> TASK DIRECTIONS: Each line of the material must be returned exactly.

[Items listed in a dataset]
━━━
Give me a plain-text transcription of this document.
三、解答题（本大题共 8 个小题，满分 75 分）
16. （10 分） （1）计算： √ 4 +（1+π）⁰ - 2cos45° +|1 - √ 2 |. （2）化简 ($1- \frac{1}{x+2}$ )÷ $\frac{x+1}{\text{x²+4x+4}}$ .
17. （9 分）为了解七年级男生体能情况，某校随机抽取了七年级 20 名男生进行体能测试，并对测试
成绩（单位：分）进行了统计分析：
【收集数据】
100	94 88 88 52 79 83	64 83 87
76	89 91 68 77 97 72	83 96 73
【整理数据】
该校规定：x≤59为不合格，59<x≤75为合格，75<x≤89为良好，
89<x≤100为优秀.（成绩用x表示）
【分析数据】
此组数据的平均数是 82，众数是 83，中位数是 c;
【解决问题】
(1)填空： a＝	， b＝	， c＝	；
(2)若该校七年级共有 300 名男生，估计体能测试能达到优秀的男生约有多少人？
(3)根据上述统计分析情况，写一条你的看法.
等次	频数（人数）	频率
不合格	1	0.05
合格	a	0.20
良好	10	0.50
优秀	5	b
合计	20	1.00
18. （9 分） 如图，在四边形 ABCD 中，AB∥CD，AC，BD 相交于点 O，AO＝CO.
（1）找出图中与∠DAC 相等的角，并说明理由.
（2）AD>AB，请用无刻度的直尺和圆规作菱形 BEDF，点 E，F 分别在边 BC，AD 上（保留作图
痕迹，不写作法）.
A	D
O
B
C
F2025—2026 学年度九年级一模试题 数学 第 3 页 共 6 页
━━━
> TASK RESPONSE:
Give me a plain-text transcription of this document.
三、解答题（本大题共 8 个小题，满分 75 分）
16. （10 分） （1）计算： √ 4 +（1+π）⁰ - 2cos45° +|1 - √ 2 |. （2）化简 ($1- \frac{1}{x+2}$ )÷ $\frac{x+1}{\text{x²+4x+4}}$ .
17. （9 分）为了解七年级男生体能情况，某校随机抽取了七年级 20 名男生进行体能测试，并对测试
成绩（单位：分）进行了统计分析：
【收集数据】
100	94 88 88 52 79 83	64 83 87
76	89 91 68 77 97 72	83 96 73
【整理数据】
该校规定：x≤59为不合格，59<x≤75为合格，75<x≤89为良好，
89<x≤100为优秀.（成绩用x表示）
【分析数据】
此组数据的平均数是 82，众数是 83，中位数是 c;
【解决问题】
(1)填空： a＝	， b＝	， c＝	；
(2)若该校七年级共有 300 名男生，估计体能测试能达到优秀的男生约有多少人？
(3)根据上述统计分析情况，写一条你的看法.
等次	频数（人数）	频率
不合格	1	0.05
合格	a	0.20
良好	10	0.50
优秀	5	b
合计	20	1.00
18. （9 分） 如图，在四边形 ABCD 中，AB∥CD，AC，BD 相交于点 O，AO＝CO.
（1）找出图中与∠DAC 相等的角，并说明理由.
（2）AD>AB，请用无刻度的直尺和圆规作菱形 BEDF，点 E，F 分别在边 BC，AD 上（保留作图
痕迹，不写作法）.
A	D
O
B
C
F2025—2026 学年度九年级一模试题 数学 第 3 页 共 6 页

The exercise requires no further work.